┌─ Extracted material

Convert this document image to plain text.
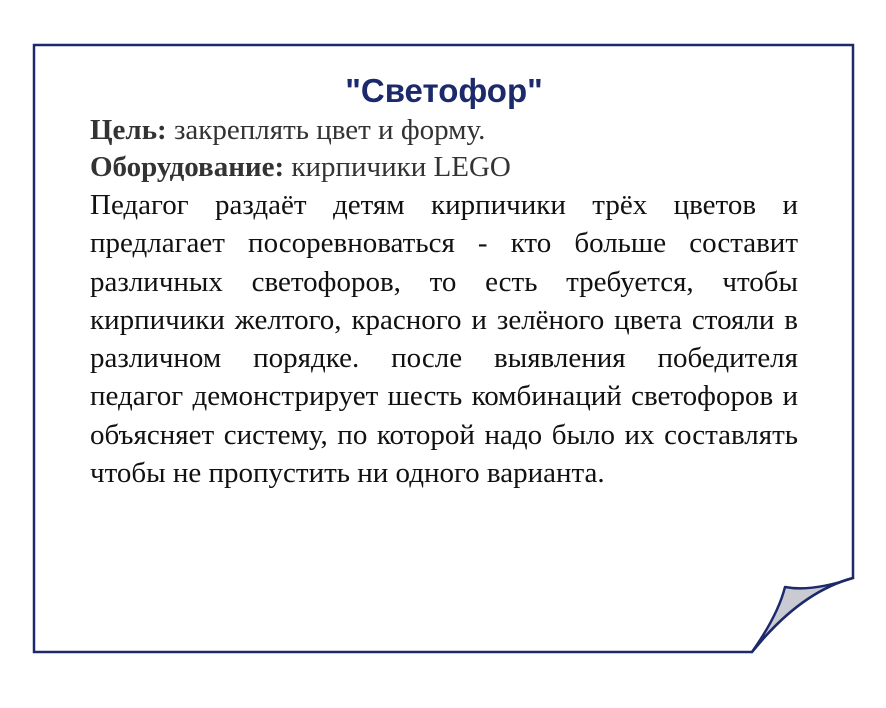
"Светофор"

Цель: закреплять цвет и форму.

Оборудование: кирпичики LEGO

Педагог раздаёт детям кирпичики трёх цветов и предлагает посоревноваться - кто больше составит различных светофоров, то есть требуется, чтобы кирпичики желтого, красного и зелёного цвета стояли в различном порядке. после выявления победителя педагог демонстрирует шесть комбинаций светофоров и объясняет систему, по которой надо было их составлять чтобы не пропустить ни одного варианта.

└─

Do not include images; quote all of the entries above exactly.

Convert this document image to plain text.
"Светофор"

Цель: закреплять цвет и форму.

Оборудование: кирпичики LEGO

Педагог раздаёт детям кирпичики трёх цветов и предлагает посоревноваться - кто больше составит различных светофоров, то есть требуется, чтобы кирпичики желтого, красного и зелёного цвета стояли в различном порядке. после выявления победителя педагог демонстрирует шесть комбинаций светофоров и объясняет систему, по которой надо было их составлять чтобы не пропустить ни одного варианта.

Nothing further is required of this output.